Stated goal >>
Note how many lines contain "さがしっくす" and give that number, with nothing else.

The records >>
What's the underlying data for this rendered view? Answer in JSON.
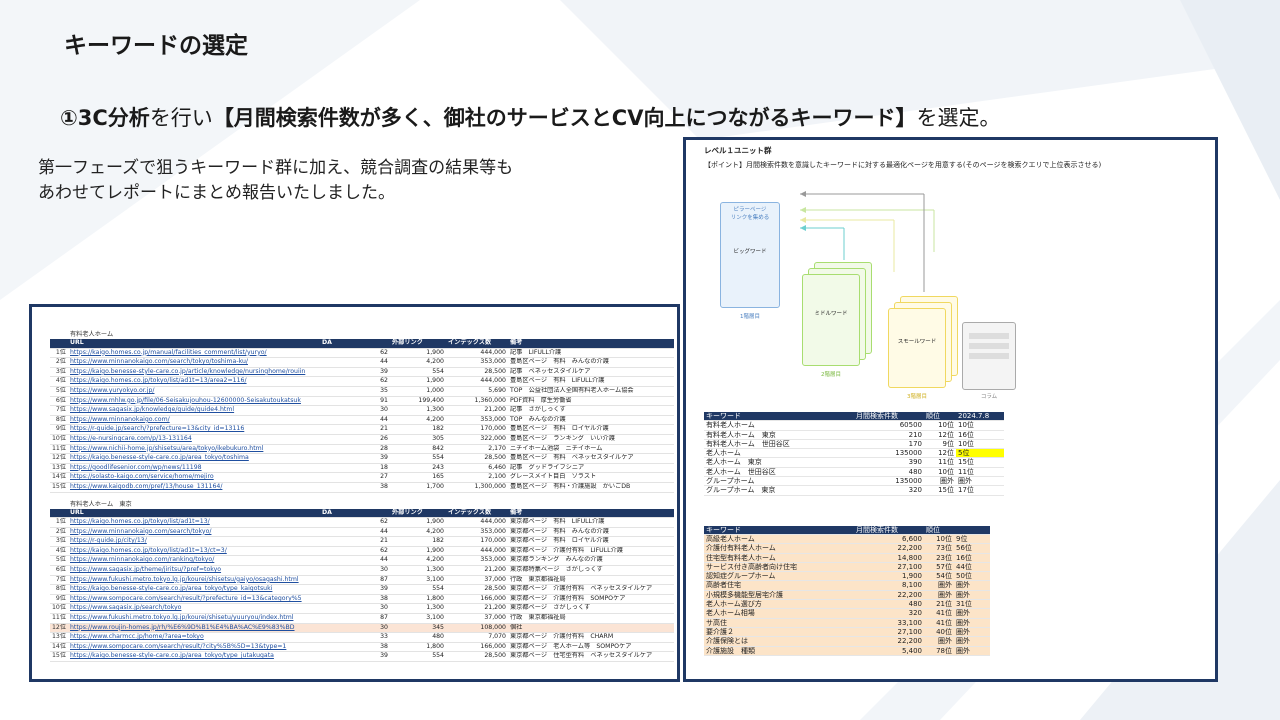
{
  "header": {
    "title": "キーワードの選定",
    "subtitle_lead": "①3C分析",
    "subtitle_mid": "を行い",
    "subtitle_bold": "【月間検索件数が多く、御社のサービスとCV向上につながるキーワード】",
    "subtitle_tail": "を選定。"
  },
  "note": {
    "line1": "第一フェーズで狙うキーワード群に加え、競合調査の結果等も",
    "line2": "あわせてレポートにまとめ報告いたしました。"
  },
  "left_sheet": {
    "table1_caption": "有料老人ホーム",
    "table2_caption": "有料老人ホーム　東京",
    "columns": [
      "",
      "URL",
      "DA",
      "外部リンク",
      "インデックス数",
      "備考"
    ],
    "table1_rows": [
      [
        "1位",
        "https://kaigo.homes.co.jp/manual/facilities_comment/list/yuryo/",
        "62",
        "1,900",
        "444,000",
        "記事　LIFULL介護"
      ],
      [
        "2位",
        "https://www.minnanokaigo.com/search/tokyo/toshima-ku/",
        "44",
        "4,200",
        "353,000",
        "豊島区ページ　有料　みんなの介護"
      ],
      [
        "3位",
        "https://kaigo.benesse-style-care.co.jp/article/knowledge/nursinghome/rouiin",
        "39",
        "554",
        "28,500",
        "記事　ベネッセスタイルケア"
      ],
      [
        "4位",
        "https://kaigo.homes.co.jp/tokyo/list/ad1t=13/area2=116/",
        "62",
        "1,900",
        "444,000",
        "豊島区ページ　有料　LIFULL介護"
      ],
      [
        "5位",
        "https://www.yuryokyo.or.jp/",
        "35",
        "1,000",
        "5,690",
        "TOP　公益社団法人全国有料老人ホーム協会"
      ],
      [
        "6位",
        "https://www.mhlw.go.jp/file/06-Seisakujouhou-12600000-Seisakutoukatsuk",
        "91",
        "199,400",
        "1,360,000",
        "PDF資料　厚生労働省"
      ],
      [
        "7位",
        "https://www.sagasix.jp/knowledge/guide/guide4.html",
        "30",
        "1,300",
        "21,200",
        "記事　さがしっくす"
      ],
      [
        "8位",
        "https://www.minnanokaigo.com/",
        "44",
        "4,200",
        "353,000",
        "TOP　みんなの介護"
      ],
      [
        "9位",
        "https://r-guide.jp/search/?prefecture=13&city_id=13116",
        "21",
        "182",
        "170,000",
        "豊島区ページ　有料　ロイヤル介護"
      ],
      [
        "10位",
        "https://e-nursingcare.com/p/13-131164",
        "26",
        "305",
        "322,000",
        "豊島区ページ　ランキング　いい介護"
      ],
      [
        "11位",
        "https://www.nichii-home.jp/shisetsu/area/tokyo/ikebukuro.html",
        "28",
        "842",
        "2,170",
        "ニチイホーム池袋　ニチイホーム"
      ],
      [
        "12位",
        "https://kaigo.benesse-style-care.co.jp/area_tokyo/toshima",
        "39",
        "554",
        "28,500",
        "豊島区ページ　有料　ベネッセスタイルケア"
      ],
      [
        "13位",
        "https://goodlifesenior.com/wp/news/11198",
        "18",
        "243",
        "6,460",
        "記事　グッドライフシニア"
      ],
      [
        "14位",
        "https://solasto-kaigo.com/service/home/mejiro",
        "27",
        "165",
        "2,100",
        "グレースメイト目白　ソラスト"
      ],
      [
        "15位",
        "https://www.kaigodb.com/pref/13/house_131164/",
        "38",
        "1,700",
        "1,300,000",
        "豊島区ページ　有料・介護施設　かいごDB"
      ]
    ],
    "table2_rows": [
      [
        "1位",
        "https://kaigo.homes.co.jp/tokyo/list/ad1t=13/",
        "62",
        "1,900",
        "444,000",
        "東京都ページ　有料　LIFULL介護"
      ],
      [
        "2位",
        "https://www.minnanokaigo.com/search/tokyo/",
        "44",
        "4,200",
        "353,000",
        "東京都ページ　有料　みんなの介護"
      ],
      [
        "3位",
        "https://r-guide.jp/city/13/",
        "21",
        "182",
        "170,000",
        "東京都ページ　有料　ロイヤル介護"
      ],
      [
        "4位",
        "https://kaigo.homes.co.jp/tokyo/list/ad1t=13/ct=3/",
        "62",
        "1,900",
        "444,000",
        "東京都ページ　介護付有料　LIFULL介護"
      ],
      [
        "5位",
        "https://www.minnanokaigo.com/ranking/tokyo/",
        "44",
        "4,200",
        "353,000",
        "東京都ランキング　みんなの介護"
      ],
      [
        "6位",
        "https://www.sagasix.jp/theme/jiritsu/?pref=tokyo",
        "30",
        "1,300",
        "21,200",
        "東京都特集ページ　さがしっくす"
      ],
      [
        "7位",
        "https://www.fukushi.metro.tokyo.lg.jp/kourei/shisetsu/gaiyo/osagashi.html",
        "87",
        "3,100",
        "37,000",
        "行政　東京都福祉局"
      ],
      [
        "8位",
        "https://kaigo.benesse-style-care.co.jp/area_tokyo/type_kaigotsuki",
        "39",
        "554",
        "28,500",
        "東京都ページ　介護付有料　ベネッセスタイルケア"
      ],
      [
        "9位",
        "https://www.sompocare.com/search/result/?prefecture_id=13&category%5",
        "38",
        "1,800",
        "166,000",
        "東京都ページ　介護付有料　SOMPOケア"
      ],
      [
        "10位",
        "https://www.sagasix.jp/search/tokyo",
        "30",
        "1,300",
        "21,200",
        "東京都ページ　さがしっくす"
      ],
      [
        "11位",
        "https://www.fukushi.metro.tokyo.lg.jp/kourei/shisetu/yuuryou/index.html",
        "87",
        "3,100",
        "37,000",
        "行政　東京都福祉局"
      ],
      [
        "12位",
        "https://www.roujin-homes.jp/rh/%E6%9D%B1%E4%BA%AC%E9%83%BD",
        "30",
        "345",
        "108,000",
        "個社"
      ],
      [
        "13位",
        "https://www.charmcc.jp/home/?area=tokyo",
        "33",
        "480",
        "7,070",
        "東京都ページ　介護付有料　CHARM"
      ],
      [
        "14位",
        "https://www.sompocare.com/search/result/?city%5B%5D=13&type=1",
        "38",
        "1,800",
        "166,000",
        "東京都ページ　老人ホーム等　SOMPOケア"
      ],
      [
        "15位",
        "https://kaigo.benesse-style-care.co.jp/area_tokyo/type_jutakugata",
        "39",
        "554",
        "28,500",
        "東京都ページ　住宅型有料　ベネッセスタイルケア"
      ]
    ]
  },
  "right_sheet": {
    "title": "レベル１ユニット群",
    "point": "【ポイント】月間検索件数を意識したキーワードに対する最適化ページを用意する(そのページを検索クエリで上位表示させる)",
    "diagram": {
      "pillar_top": "ピラーページ",
      "pillar_top2": "リンクを集める",
      "big_word": "ビッグワード",
      "big_caption": "1階層目",
      "middle_word": "ミドルワード",
      "middle_caption": "2階層目",
      "small_word": "スモールワード",
      "small_caption": "3階層目",
      "column_caption": "コラム",
      "column_caption2": "(テーマごとに仕分)"
    },
    "kw1_headers": [
      "キーワード",
      "月間検索件数",
      "順位",
      "2024.7.8"
    ],
    "kw1_rows": [
      [
        "有料老人ホーム",
        "60500",
        "10位",
        "10位"
      ],
      [
        "有料老人ホーム　東京",
        "210",
        "12位",
        "16位"
      ],
      [
        "有料老人ホーム　世田谷区",
        "170",
        "9位",
        "10位"
      ],
      [
        "老人ホーム",
        "135000",
        "12位",
        "5位"
      ],
      [
        "老人ホーム　東京",
        "390",
        "11位",
        "15位"
      ],
      [
        "老人ホーム　世田谷区",
        "480",
        "10位",
        "11位"
      ],
      [
        "グループホーム",
        "135000",
        "圏外",
        "圏外"
      ],
      [
        "グループホーム　東京",
        "320",
        "15位",
        "17位"
      ]
    ],
    "kw2_headers": [
      "キーワード",
      "月間検索件数",
      "順位",
      ""
    ],
    "kw2_rows": [
      [
        "高級老人ホーム",
        "6,600",
        "10位",
        "9位"
      ],
      [
        "介護付有料老人ホーム",
        "22,200",
        "73位",
        "56位"
      ],
      [
        "住宅型有料老人ホーム",
        "14,800",
        "23位",
        "16位"
      ],
      [
        "サービス付き高齢者向け住宅",
        "27,100",
        "57位",
        "44位"
      ],
      [
        "認知症グループホーム",
        "1,900",
        "54位",
        "50位"
      ],
      [
        "高齢者住宅",
        "8,100",
        "圏外",
        "圏外"
      ],
      [
        "小規模多機能型居宅介護",
        "22,200",
        "圏外",
        "圏外"
      ],
      [
        "老人ホーム選び方",
        "480",
        "21位",
        "31位"
      ],
      [
        "老人ホーム相場",
        "320",
        "41位",
        "圏外"
      ],
      [
        "サ高住",
        "33,100",
        "41位",
        "圏外"
      ],
      [
        "要介護２",
        "27,100",
        "40位",
        "圏外"
      ],
      [
        "介護保険とは",
        "22,200",
        "圏外",
        "圏外"
      ],
      [
        "介護施設　種類",
        "5,400",
        "78位",
        "圏外"
      ]
    ]
  },
  "colors": {
    "navy": "#1f3864",
    "highlight_yellow": "#ffff00",
    "highlight_peach": "#fce4c8"
  }
}
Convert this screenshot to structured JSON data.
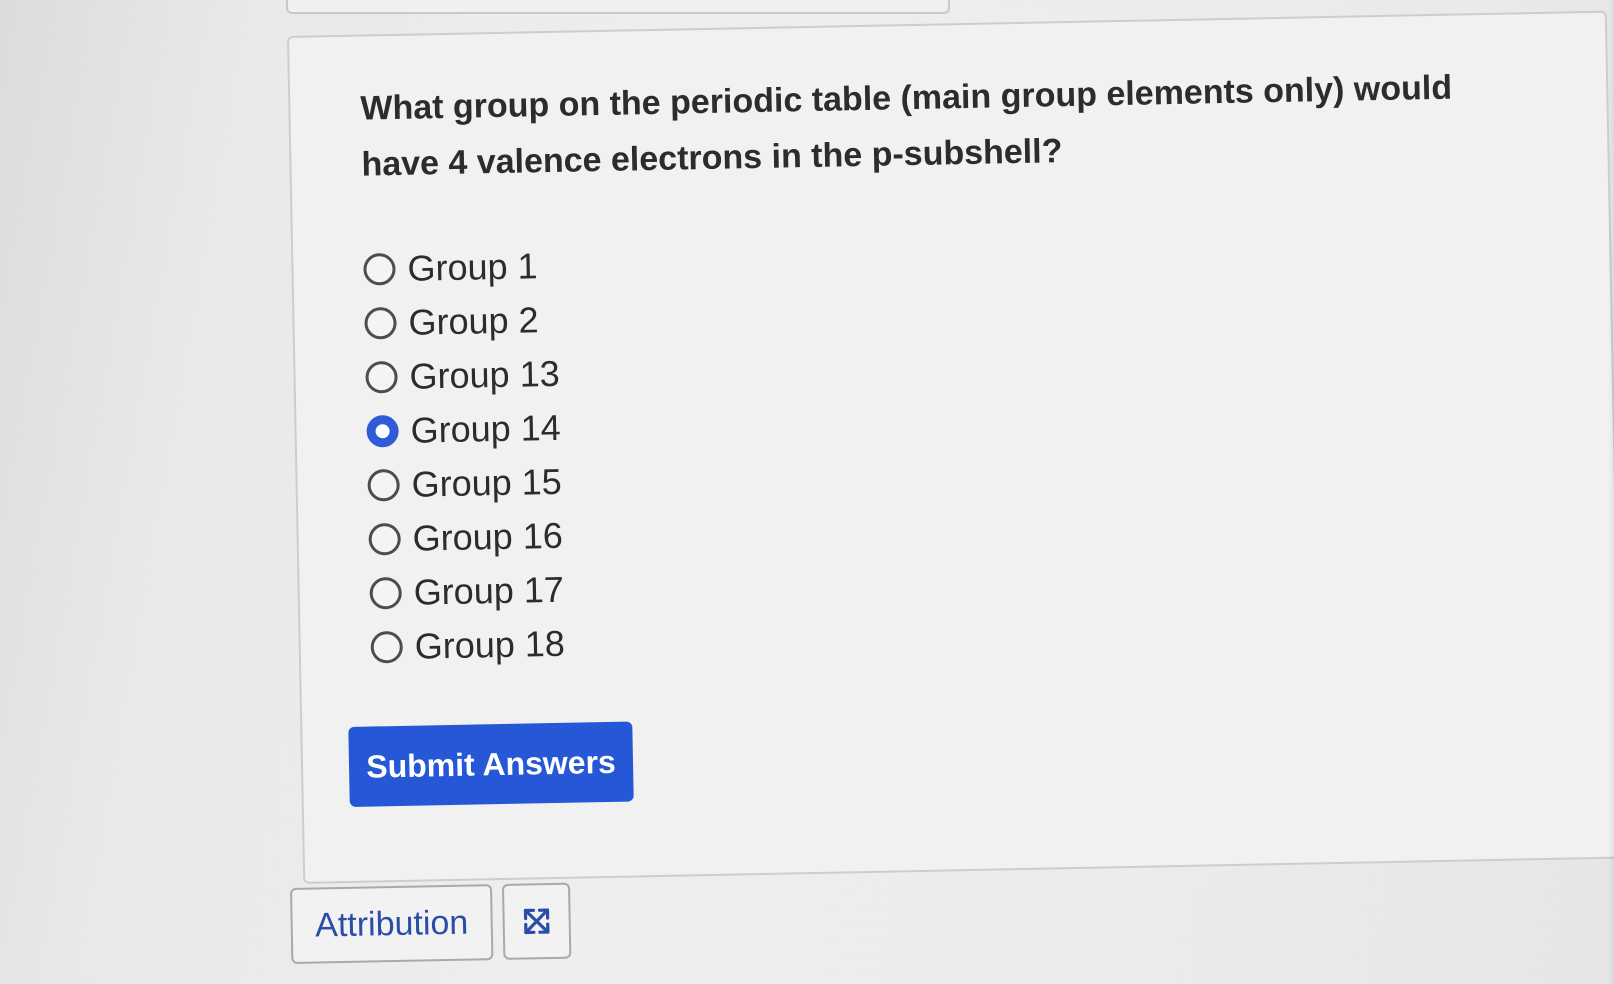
{
  "question": {
    "text": "What group on the periodic table (main group elements only) would have 4 valence electrons in the p-subshell?"
  },
  "options": [
    {
      "label": "Group 1",
      "selected": false
    },
    {
      "label": "Group 2",
      "selected": false
    },
    {
      "label": "Group 13",
      "selected": false
    },
    {
      "label": "Group 14",
      "selected": true
    },
    {
      "label": "Group 15",
      "selected": false
    },
    {
      "label": "Group 16",
      "selected": false
    },
    {
      "label": "Group 17",
      "selected": false
    },
    {
      "label": "Group 18",
      "selected": false
    }
  ],
  "actions": {
    "submit_label": "Submit Answers",
    "attribution_label": "Attribution",
    "expand_icon": "expand-arrows-icon"
  },
  "colors": {
    "accent": "#2557d6",
    "radio_selected": "#2f5bd9",
    "link": "#2a4ea8",
    "text": "#2c2c2c"
  }
}
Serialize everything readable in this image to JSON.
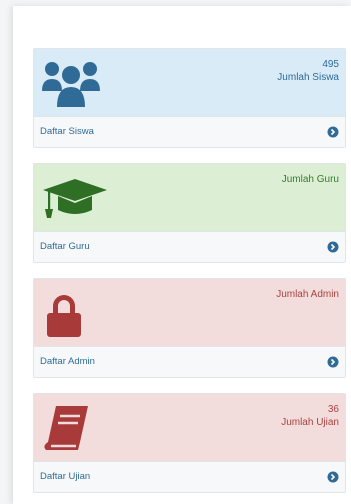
{
  "panels": [
    {
      "id": "siswa",
      "count": "495",
      "stat_label": "Jumlah Siswa",
      "footer_label": "Daftar Siswa",
      "icon": "users-icon",
      "theme": "blue",
      "icon_color": "#2f6b96"
    },
    {
      "id": "guru",
      "count": "",
      "stat_label": "Jumlah Guru",
      "footer_label": "Daftar Guru",
      "icon": "graduation-cap-icon",
      "theme": "green",
      "icon_color": "#2f6e25"
    },
    {
      "id": "admin",
      "count": "",
      "stat_label": "Jumlah Admin",
      "footer_label": "Daftar Admin",
      "icon": "lock-icon",
      "theme": "red",
      "icon_color": "#a83a3a"
    },
    {
      "id": "ujian",
      "count": "36",
      "stat_label": "Jumlah Ujian",
      "footer_label": "Daftar Ujian",
      "icon": "book-icon",
      "theme": "red",
      "icon_color": "#a83a3a"
    }
  ],
  "colors": {
    "footer_text": "#2f6b96",
    "arrow": "#2f6b96"
  }
}
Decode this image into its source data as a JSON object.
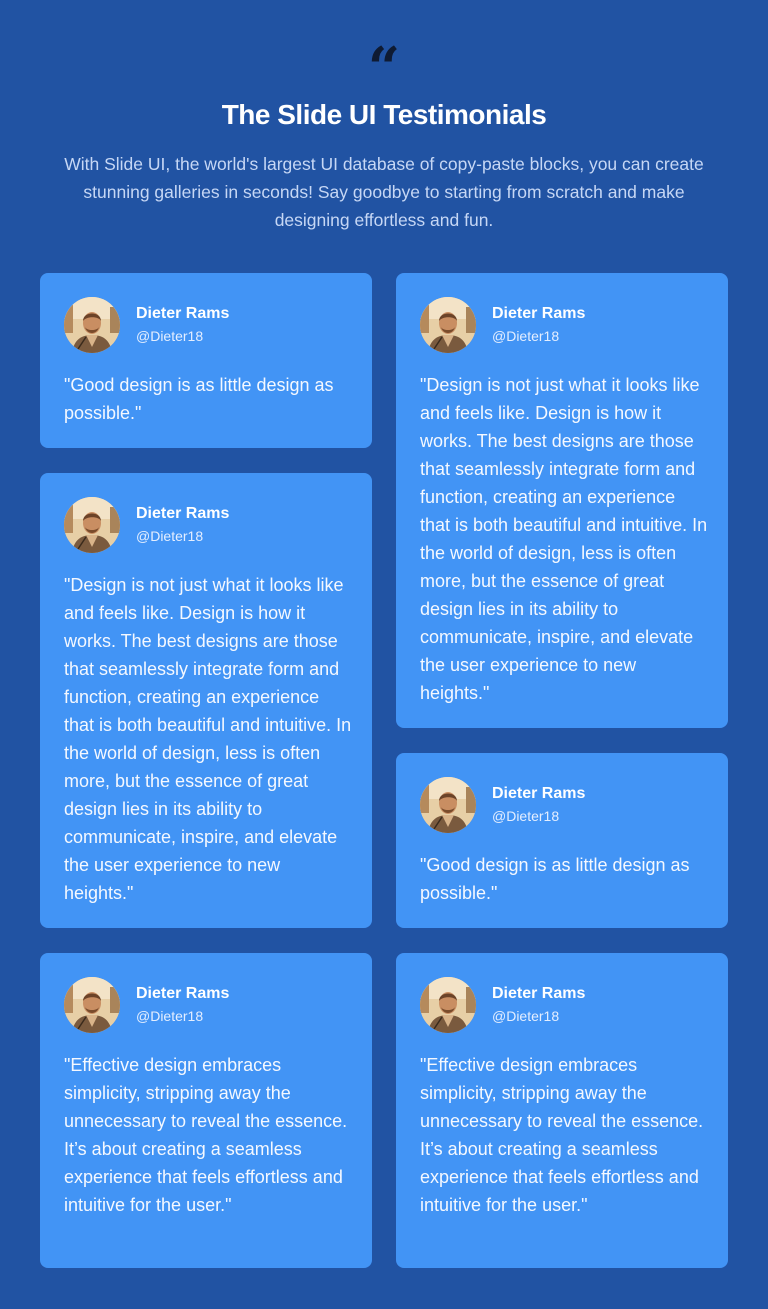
{
  "header": {
    "quote_icon": "quote-icon",
    "title": "The Slide UI Testimonials",
    "subtitle": "With Slide UI, the world's largest UI database of copy-paste blocks, you can create stunning galleries in seconds! Say goodbye to starting from scratch and make designing effortless and fun."
  },
  "testimonials": [
    {
      "name": "Dieter Rams",
      "handle": "@Dieter18",
      "quote": "\"Good design is as little design as possible.\""
    },
    {
      "name": "Dieter Rams",
      "handle": "@Dieter18",
      "quote": "\"Design is not just what it looks like and feels like. Design is how it works. The best designs are those that seamlessly integrate form and function, creating an experience that is both beautiful and intuitive. In the world of design, less is often more, but the essence of great design lies in its ability to communicate, inspire, and elevate the user experience to new heights.\""
    },
    {
      "name": "Dieter Rams",
      "handle": "@Dieter18",
      "quote": "\"Design is not just what it looks like and feels like. Design is how it works. The best designs are those that seamlessly integrate form and function, creating an experience that is both beautiful and intuitive. In the world of design, less is often more, but the essence of great design lies in its ability to communicate, inspire, and elevate the user experience to new heights.\""
    },
    {
      "name": "Dieter Rams",
      "handle": "@Dieter18",
      "quote": "\"Good design is as little design as possible.\""
    },
    {
      "name": "Dieter Rams",
      "handle": "@Dieter18",
      "quote": "\"Effective design embraces simplicity, stripping away the unnecessary to reveal the essence. It’s about creating a seamless experience that feels effortless and intuitive for the user.\""
    },
    {
      "name": "Dieter Rams",
      "handle": "@Dieter18",
      "quote": "\"Effective design embraces simplicity, stripping away the unnecessary to reveal the essence. It’s about creating a seamless experience that feels effortless and intuitive for the user.\""
    }
  ],
  "colors": {
    "background": "#2153a3",
    "card": "#4294f5",
    "quote_icon": "#0f1b33"
  }
}
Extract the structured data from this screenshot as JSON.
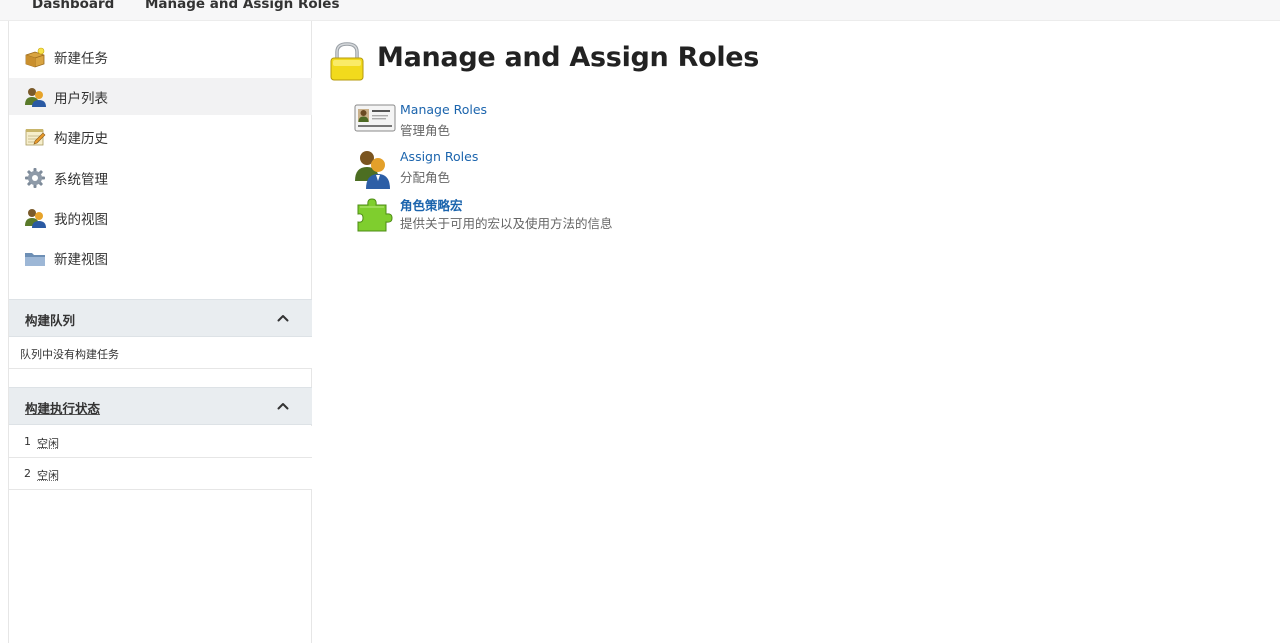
{
  "breadcrumb": {
    "items": [
      "Dashboard",
      "Manage and Assign Roles"
    ]
  },
  "sidebar": {
    "tasks": [
      {
        "label": "新建任务",
        "icon": "new-package-icon"
      },
      {
        "label": "用户列表",
        "icon": "users-icon"
      },
      {
        "label": "构建历史",
        "icon": "notepad-icon"
      },
      {
        "label": "系统管理",
        "icon": "gear-icon"
      },
      {
        "label": "我的视图",
        "icon": "users-icon"
      },
      {
        "label": "新建视图",
        "icon": "folder-icon"
      }
    ],
    "build_queue": {
      "title": "构建队列",
      "empty_text": "队列中没有构建任务"
    },
    "executors": {
      "title": "构建执行状态",
      "rows": [
        {
          "number": "1",
          "status": "空闲"
        },
        {
          "number": "2",
          "status": "空闲"
        }
      ]
    }
  },
  "main": {
    "title": "Manage and Assign Roles",
    "title_icon": "lock-icon",
    "items": [
      {
        "label": "Manage Roles",
        "description": "管理角色",
        "icon": "id-card-icon"
      },
      {
        "label": "Assign Roles",
        "description": "分配角色",
        "icon": "users-icon"
      },
      {
        "label": "角色策略宏",
        "description": "提供关于可用的宏以及使用方法的信息",
        "icon": "puzzle-icon"
      }
    ]
  },
  "colors": {
    "link": "#1b64ad",
    "pane_header": "#e9edf0",
    "active_task": "#f2f2f3"
  }
}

Written reply >>
3